GIVEN PROBLEM
Repeat the data word for word. Do not include the pictures.

— BEGIN —

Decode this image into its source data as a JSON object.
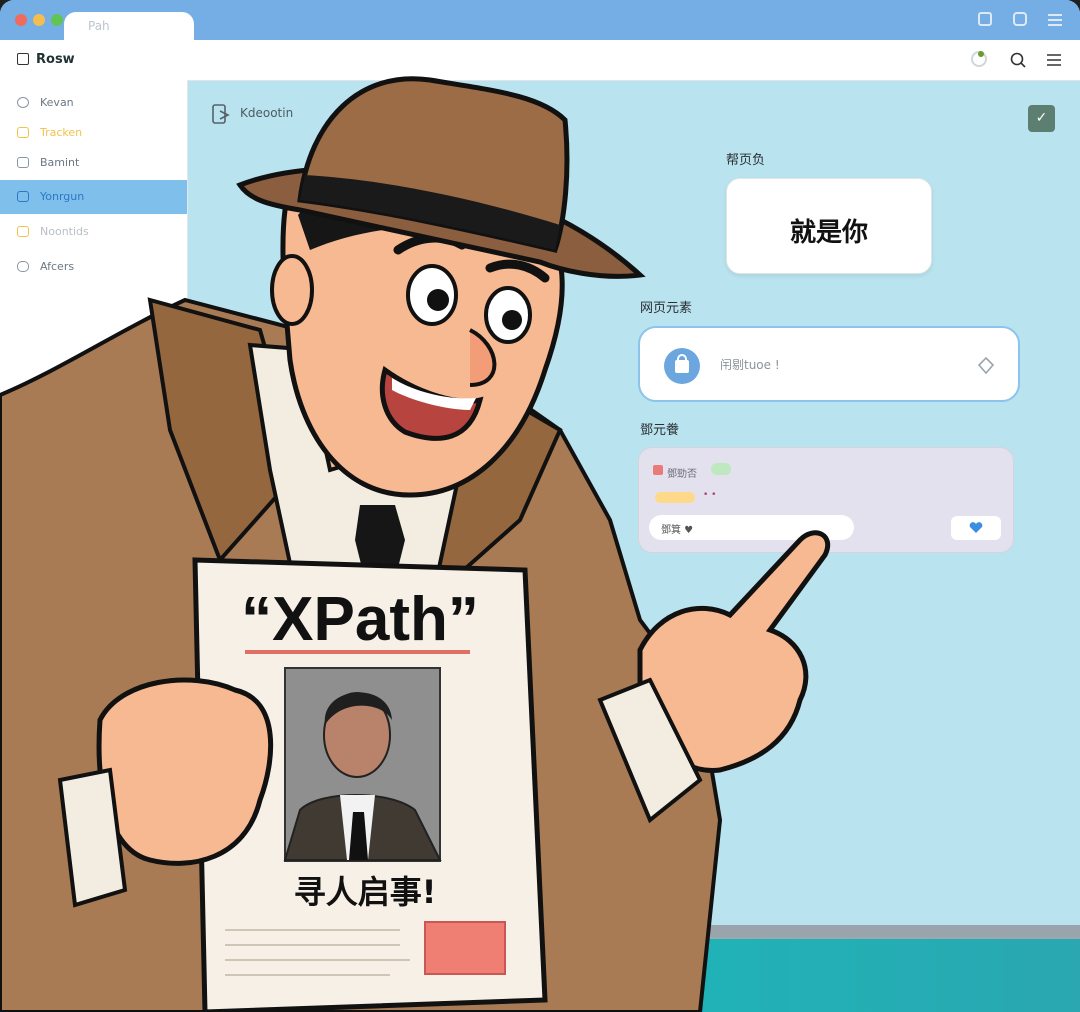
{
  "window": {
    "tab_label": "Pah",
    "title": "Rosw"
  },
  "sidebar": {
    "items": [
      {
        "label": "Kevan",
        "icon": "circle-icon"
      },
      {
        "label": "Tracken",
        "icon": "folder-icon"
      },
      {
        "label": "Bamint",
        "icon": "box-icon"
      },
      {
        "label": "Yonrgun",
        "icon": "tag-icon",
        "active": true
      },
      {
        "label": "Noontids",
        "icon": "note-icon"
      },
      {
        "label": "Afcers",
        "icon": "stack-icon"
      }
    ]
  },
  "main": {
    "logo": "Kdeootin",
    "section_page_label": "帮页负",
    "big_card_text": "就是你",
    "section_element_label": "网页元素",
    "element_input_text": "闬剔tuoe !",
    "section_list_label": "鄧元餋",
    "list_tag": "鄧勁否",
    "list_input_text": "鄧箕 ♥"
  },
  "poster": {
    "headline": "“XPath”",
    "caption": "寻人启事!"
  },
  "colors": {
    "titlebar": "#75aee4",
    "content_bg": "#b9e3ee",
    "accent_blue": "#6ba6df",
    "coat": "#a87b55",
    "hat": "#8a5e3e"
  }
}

— END —

FINISHED EXERCISE
Decode this image into its source data as a JSON object.
{
  "window": {
    "tab_label": "Pah",
    "title": "Rosw"
  },
  "sidebar": {
    "items": [
      {
        "label": "Kevan",
        "icon": "circle-icon"
      },
      {
        "label": "Tracken",
        "icon": "folder-icon"
      },
      {
        "label": "Bamint",
        "icon": "box-icon"
      },
      {
        "label": "Yonrgun",
        "icon": "tag-icon",
        "active": true
      },
      {
        "label": "Noontids",
        "icon": "note-icon"
      },
      {
        "label": "Afcers",
        "icon": "stack-icon"
      }
    ]
  },
  "main": {
    "logo": "Kdeootin",
    "section_page_label": "帮页负",
    "big_card_text": "就是你",
    "section_element_label": "网页元素",
    "element_input_text": "闬剔tuoe !",
    "section_list_label": "鄧元餋",
    "list_tag": "鄧勁否",
    "list_input_text": "鄧箕 ♥"
  },
  "poster": {
    "headline": "“XPath”",
    "caption": "寻人启事!"
  },
  "colors": {
    "titlebar": "#75aee4",
    "content_bg": "#b9e3ee",
    "accent_blue": "#6ba6df",
    "coat": "#a87b55",
    "hat": "#8a5e3e"
  }
}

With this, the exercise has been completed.